(WHAT THE TASK REQUIRES): Copy out each line exactly as it appears.

(Entries taken from a collection):
----------

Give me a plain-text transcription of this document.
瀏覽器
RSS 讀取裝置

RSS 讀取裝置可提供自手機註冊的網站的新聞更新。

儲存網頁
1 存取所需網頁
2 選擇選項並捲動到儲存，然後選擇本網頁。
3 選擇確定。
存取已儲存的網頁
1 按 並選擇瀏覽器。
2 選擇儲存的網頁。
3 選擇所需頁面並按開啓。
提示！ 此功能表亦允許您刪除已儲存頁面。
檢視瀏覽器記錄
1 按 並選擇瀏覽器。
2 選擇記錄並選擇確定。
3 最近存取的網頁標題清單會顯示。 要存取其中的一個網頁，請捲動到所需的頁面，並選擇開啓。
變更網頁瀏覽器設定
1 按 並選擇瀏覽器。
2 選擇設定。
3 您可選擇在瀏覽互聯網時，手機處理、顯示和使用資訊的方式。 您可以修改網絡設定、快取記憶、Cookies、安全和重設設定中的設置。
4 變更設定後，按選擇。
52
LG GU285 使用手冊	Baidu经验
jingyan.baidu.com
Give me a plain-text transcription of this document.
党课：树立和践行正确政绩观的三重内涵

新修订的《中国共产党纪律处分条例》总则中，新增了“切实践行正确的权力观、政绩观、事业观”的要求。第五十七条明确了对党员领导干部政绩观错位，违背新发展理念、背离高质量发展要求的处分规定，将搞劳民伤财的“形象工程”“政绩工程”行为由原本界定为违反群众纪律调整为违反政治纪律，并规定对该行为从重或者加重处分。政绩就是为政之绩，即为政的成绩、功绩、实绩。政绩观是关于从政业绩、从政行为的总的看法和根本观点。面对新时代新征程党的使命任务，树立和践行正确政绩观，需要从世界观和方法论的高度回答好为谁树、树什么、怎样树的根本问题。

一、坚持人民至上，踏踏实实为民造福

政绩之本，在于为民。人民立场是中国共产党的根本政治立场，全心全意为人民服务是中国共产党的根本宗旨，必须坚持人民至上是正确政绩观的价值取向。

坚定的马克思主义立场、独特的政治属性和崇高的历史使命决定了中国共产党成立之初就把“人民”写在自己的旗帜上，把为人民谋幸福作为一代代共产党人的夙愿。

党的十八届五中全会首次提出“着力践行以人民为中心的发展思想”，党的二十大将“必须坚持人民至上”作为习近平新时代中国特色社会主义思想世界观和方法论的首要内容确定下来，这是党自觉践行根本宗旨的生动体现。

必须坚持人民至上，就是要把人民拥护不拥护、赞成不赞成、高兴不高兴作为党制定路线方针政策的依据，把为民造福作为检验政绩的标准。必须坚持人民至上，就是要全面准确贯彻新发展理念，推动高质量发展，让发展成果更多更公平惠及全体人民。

----------

(SOLVED EXERCISE):
Give me a plain-text transcription of this document.
瀏覽器
RSS 讀取裝置

RSS 讀取裝置可提供自手機註冊的網站的新聞更新。

儲存網頁
1 存取所需網頁
2 選擇選項並捲動到儲存，然後選擇本網頁。
3 選擇確定。
存取已儲存的網頁
1 按 並選擇瀏覽器。
2 選擇儲存的網頁。
3 選擇所需頁面並按開啓。
提示！ 此功能表亦允許您刪除已儲存頁面。
檢視瀏覽器記錄
1 按 並選擇瀏覽器。
2 選擇記錄並選擇確定。
3 最近存取的網頁標題清單會顯示。 要存取其中的一個網頁，請捲動到所需的頁面，並選擇開啓。
變更網頁瀏覽器設定
1 按 並選擇瀏覽器。
2 選擇設定。
3 您可選擇在瀏覽互聯網時，手機處理、顯示和使用資訊的方式。 您可以修改網絡設定、快取記憶、Cookies、安全和重設設定中的設置。
4 變更設定後，按選擇。
52
LG GU285 使用手冊	Baidu经验
jingyan.baidu.com
Give me a plain-text transcription of this document.
党课：树立和践行正确政绩观的三重内涵

新修订的《中国共产党纪律处分条例》总则中，新增了“切实践行正确的权力观、政绩观、事业观”的要求。第五十七条明确了对党员领导干部政绩观错位，违背新发展理念、背离高质量发展要求的处分规定，将搞劳民伤财的“形象工程”“政绩工程”行为由原本界定为违反群众纪律调整为违反政治纪律，并规定对该行为从重或者加重处分。政绩就是为政之绩，即为政的成绩、功绩、实绩。政绩观是关于从政业绩、从政行为的总的看法和根本观点。面对新时代新征程党的使命任务，树立和践行正确政绩观，需要从世界观和方法论的高度回答好为谁树、树什么、怎样树的根本问题。

一、坚持人民至上，踏踏实实为民造福

政绩之本，在于为民。人民立场是中国共产党的根本政治立场，全心全意为人民服务是中国共产党的根本宗旨，必须坚持人民至上是正确政绩观的价值取向。

坚定的马克思主义立场、独特的政治属性和崇高的历史使命决定了中国共产党成立之初就把“人民”写在自己的旗帜上，把为人民谋幸福作为一代代共产党人的夙愿。

党的十八届五中全会首次提出“着力践行以人民为中心的发展思想”，党的二十大将“必须坚持人民至上”作为习近平新时代中国特色社会主义思想世界观和方法论的首要内容确定下来，这是党自觉践行根本宗旨的生动体现。

必须坚持人民至上，就是要把人民拥护不拥护、赞成不赞成、高兴不高兴作为党制定路线方针政策的依据，把为民造福作为检验政绩的标准。必须坚持人民至上，就是要全面准确贯彻新发展理念，推动高质量发展，让发展成果更多更公平惠及全体人民。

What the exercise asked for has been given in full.